# start of Input records

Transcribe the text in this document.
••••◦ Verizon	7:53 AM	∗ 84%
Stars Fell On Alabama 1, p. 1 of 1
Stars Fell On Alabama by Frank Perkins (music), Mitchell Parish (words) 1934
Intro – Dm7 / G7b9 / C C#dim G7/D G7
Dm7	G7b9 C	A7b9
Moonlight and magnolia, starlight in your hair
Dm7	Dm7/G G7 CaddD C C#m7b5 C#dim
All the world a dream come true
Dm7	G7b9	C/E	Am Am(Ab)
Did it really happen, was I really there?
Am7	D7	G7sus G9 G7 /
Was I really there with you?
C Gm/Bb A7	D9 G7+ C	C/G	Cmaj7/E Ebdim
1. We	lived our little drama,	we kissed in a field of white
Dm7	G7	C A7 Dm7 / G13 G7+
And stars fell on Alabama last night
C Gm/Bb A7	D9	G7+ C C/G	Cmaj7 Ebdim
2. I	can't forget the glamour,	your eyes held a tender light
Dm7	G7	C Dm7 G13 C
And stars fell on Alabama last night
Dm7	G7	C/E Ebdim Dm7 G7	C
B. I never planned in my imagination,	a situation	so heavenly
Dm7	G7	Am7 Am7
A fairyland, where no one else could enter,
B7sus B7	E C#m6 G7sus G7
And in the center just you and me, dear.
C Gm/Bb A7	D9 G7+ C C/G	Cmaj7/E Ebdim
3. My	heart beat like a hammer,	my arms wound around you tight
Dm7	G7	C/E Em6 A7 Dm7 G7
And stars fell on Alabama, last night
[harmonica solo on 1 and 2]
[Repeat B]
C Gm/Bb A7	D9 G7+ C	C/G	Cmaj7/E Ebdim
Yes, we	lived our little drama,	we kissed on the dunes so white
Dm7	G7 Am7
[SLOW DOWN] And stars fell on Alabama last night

# end of Input records

Write every entry out again exactly.

Transcribe the text in this document.
••••◦ Verizon	7:53 AM	∗ 84%
Stars Fell On Alabama 1, p. 1 of 1
Stars Fell On Alabama by Frank Perkins (music), Mitchell Parish (words) 1934
Intro – Dm7 / G7b9 / C C#dim G7/D G7
Dm7	G7b9 C	A7b9
Moonlight and magnolia, starlight in your hair
Dm7	Dm7/G G7 CaddD C C#m7b5 C#dim
All the world a dream come true
Dm7	G7b9	C/E	Am Am(Ab)
Did it really happen, was I really there?
Am7	D7	G7sus G9 G7 /
Was I really there with you?
C Gm/Bb A7	D9 G7+ C	C/G	Cmaj7/E Ebdim
1. We	lived our little drama,	we kissed in a field of white
Dm7	G7	C A7 Dm7 / G13 G7+
And stars fell on Alabama last night
C Gm/Bb A7	D9	G7+ C C/G	Cmaj7 Ebdim
2. I	can't forget the glamour,	your eyes held a tender light
Dm7	G7	C Dm7 G13 C
And stars fell on Alabama last night
Dm7	G7	C/E Ebdim Dm7 G7	C
B. I never planned in my imagination,	a situation	so heavenly
Dm7	G7	Am7 Am7
A fairyland, where no one else could enter,
B7sus B7	E C#m6 G7sus G7
And in the center just you and me, dear.
C Gm/Bb A7	D9 G7+ C C/G	Cmaj7/E Ebdim
3. My	heart beat like a hammer,	my arms wound around you tight
Dm7	G7	C/E Em6 A7 Dm7 G7
And stars fell on Alabama, last night
[harmonica solo on 1 and 2]
[Repeat B]
C Gm/Bb A7	D9 G7+ C	C/G	Cmaj7/E Ebdim
Yes, we	lived our little drama,	we kissed on the dunes so white
Dm7	G7 Am7
[SLOW DOWN] And stars fell on Alabama last night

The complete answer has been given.